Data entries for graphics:
▬▬▬▬▬▬▬▬▬▬

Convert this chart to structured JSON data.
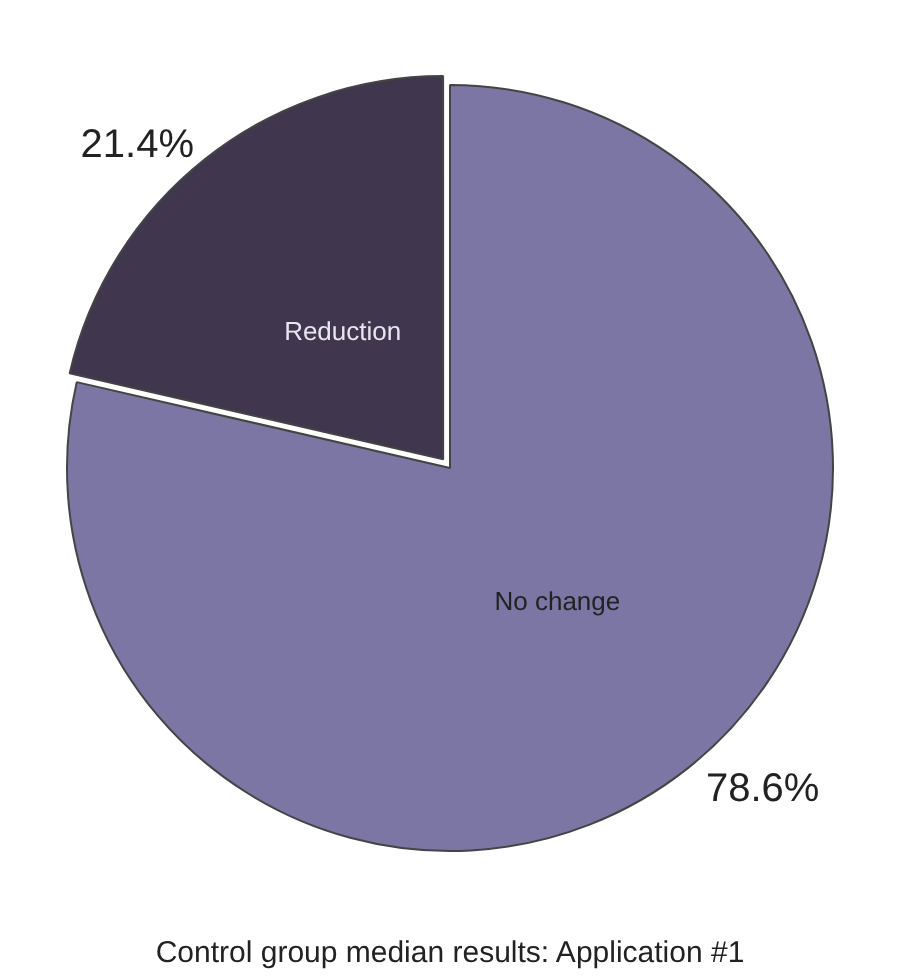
{
  "chart_data": {
    "type": "pie",
    "title": "Control group median results: Application #1",
    "categories": [
      "No change",
      "Reduction"
    ],
    "values": [
      78.6,
      21.4
    ],
    "colors": [
      "#7b76a3",
      "#40374f"
    ],
    "value_labels": [
      "78.6%",
      "21.4%"
    ],
    "legend": false
  }
}
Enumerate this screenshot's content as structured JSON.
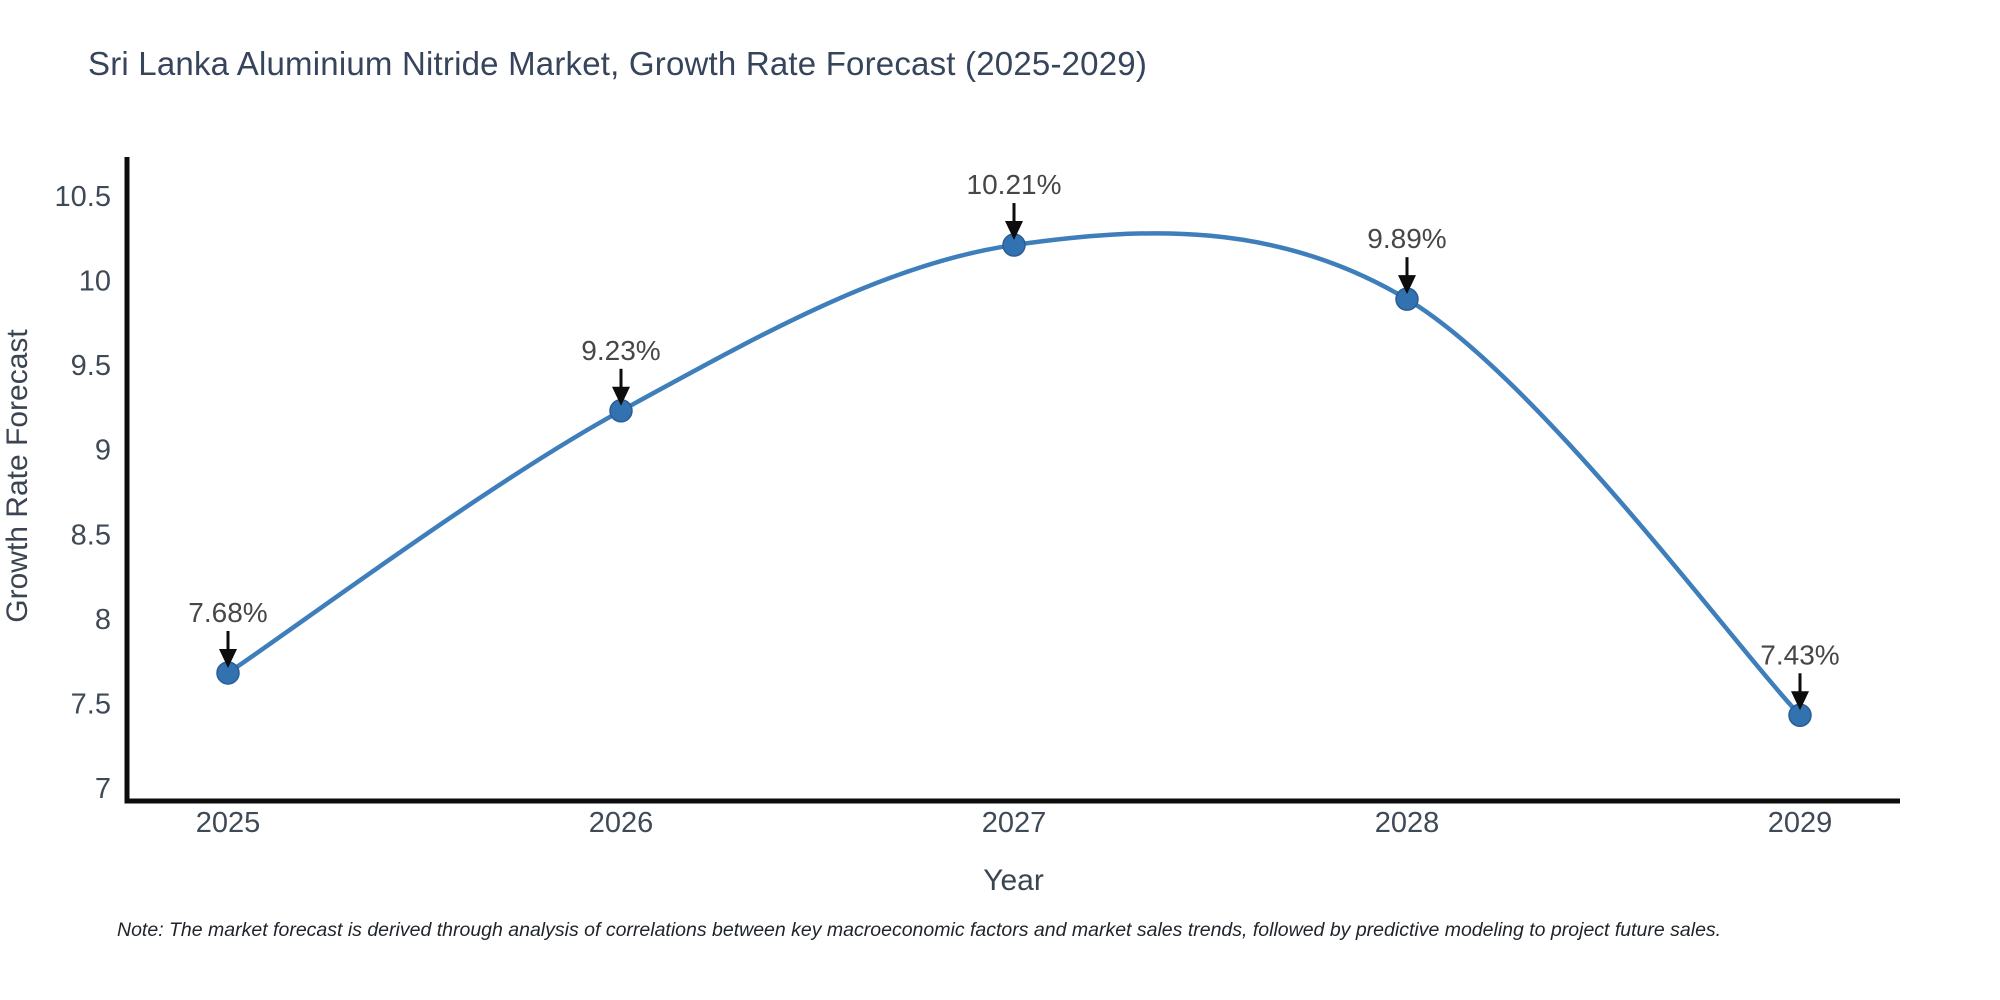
{
  "page": {
    "title": "Sri Lanka Aluminium Nitride Market, Growth Rate Forecast (2025-2029)",
    "note": "Note: The market forecast is derived through analysis of correlations between key macroeconomic factors and market sales trends, followed by predictive modeling to project future sales."
  },
  "colors": {
    "background": "#ffffff",
    "title_text": "#36455c",
    "axis_line": "#0d0d0d",
    "tick_label": "#3f4a57",
    "axis_title": "#3b4552",
    "series_line": "#3d7ebb",
    "marker_fill": "#3372b1",
    "marker_stroke": "#2a5d94",
    "annotation_text": "#474747",
    "annotation_arrow": "#0d0d0d",
    "note_text": "#1f242b"
  },
  "chart_data": {
    "type": "line",
    "title": "Sri Lanka Aluminium Nitride Market, Growth Rate Forecast (2025-2029)",
    "xlabel": "Year",
    "ylabel": "Growth Rate Forecast",
    "x": [
      2025,
      2026,
      2027,
      2028,
      2029
    ],
    "x_tick_labels": [
      "2025",
      "2026",
      "2027",
      "2028",
      "2029"
    ],
    "series": [
      {
        "name": "Growth Rate Forecast",
        "values": [
          7.68,
          9.23,
          10.21,
          9.89,
          7.43
        ],
        "point_labels": [
          "7.68%",
          "9.23%",
          "10.21%",
          "9.89%",
          "7.43%"
        ]
      }
    ],
    "y_ticks": [
      7,
      7.5,
      8,
      8.5,
      9,
      9.5,
      10,
      10.5
    ],
    "y_tick_labels": [
      "7",
      "7.5",
      "8",
      "8.5",
      "9",
      "9.5",
      "10",
      "10.5"
    ],
    "ylim": [
      7,
      10.5
    ],
    "xlim": [
      2025,
      2029
    ],
    "line_shape": "spline",
    "grid": false,
    "legend": "none",
    "note": "Note: The market forecast is derived through analysis of correlations between key macroeconomic factors and market sales trends, followed by predictive modeling to project future sales."
  }
}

▬▬▬▬▬▬▬▬▬▬

WHAT TO DO -> Pictures stay out of the copy; please restate every record above exactly.

RESULT OF THIS EXERCISE ->
Convert this chart to structured JSON data.
{
  "chart_data": {
    "type": "pie",
    "title": "Control group median results: Application #1",
    "categories": [
      "No change",
      "Reduction"
    ],
    "values": [
      78.6,
      21.4
    ],
    "colors": [
      "#7b76a3",
      "#40374f"
    ],
    "value_labels": [
      "78.6%",
      "21.4%"
    ],
    "legend": false
  }
}
Enumerate this screenshot's content as structured JSON.
{
  "page": {
    "title": "Sri Lanka Aluminium Nitride Market, Growth Rate Forecast (2025-2029)",
    "note": "Note: The market forecast is derived through analysis of correlations between key macroeconomic factors and market sales trends, followed by predictive modeling to project future sales."
  },
  "colors": {
    "background": "#ffffff",
    "title_text": "#36455c",
    "axis_line": "#0d0d0d",
    "tick_label": "#3f4a57",
    "axis_title": "#3b4552",
    "series_line": "#3d7ebb",
    "marker_fill": "#3372b1",
    "marker_stroke": "#2a5d94",
    "annotation_text": "#474747",
    "annotation_arrow": "#0d0d0d",
    "note_text": "#1f242b"
  },
  "chart_data": {
    "type": "line",
    "title": "Sri Lanka Aluminium Nitride Market, Growth Rate Forecast (2025-2029)",
    "xlabel": "Year",
    "ylabel": "Growth Rate Forecast",
    "x": [
      2025,
      2026,
      2027,
      2028,
      2029
    ],
    "x_tick_labels": [
      "2025",
      "2026",
      "2027",
      "2028",
      "2029"
    ],
    "series": [
      {
        "name": "Growth Rate Forecast",
        "values": [
          7.68,
          9.23,
          10.21,
          9.89,
          7.43
        ],
        "point_labels": [
          "7.68%",
          "9.23%",
          "10.21%",
          "9.89%",
          "7.43%"
        ]
      }
    ],
    "y_ticks": [
      7,
      7.5,
      8,
      8.5,
      9,
      9.5,
      10,
      10.5
    ],
    "y_tick_labels": [
      "7",
      "7.5",
      "8",
      "8.5",
      "9",
      "9.5",
      "10",
      "10.5"
    ],
    "ylim": [
      7,
      10.5
    ],
    "xlim": [
      2025,
      2029
    ],
    "line_shape": "spline",
    "grid": false,
    "legend": "none",
    "note": "Note: The market forecast is derived through analysis of correlations between key macroeconomic factors and market sales trends, followed by predictive modeling to project future sales."
  }
}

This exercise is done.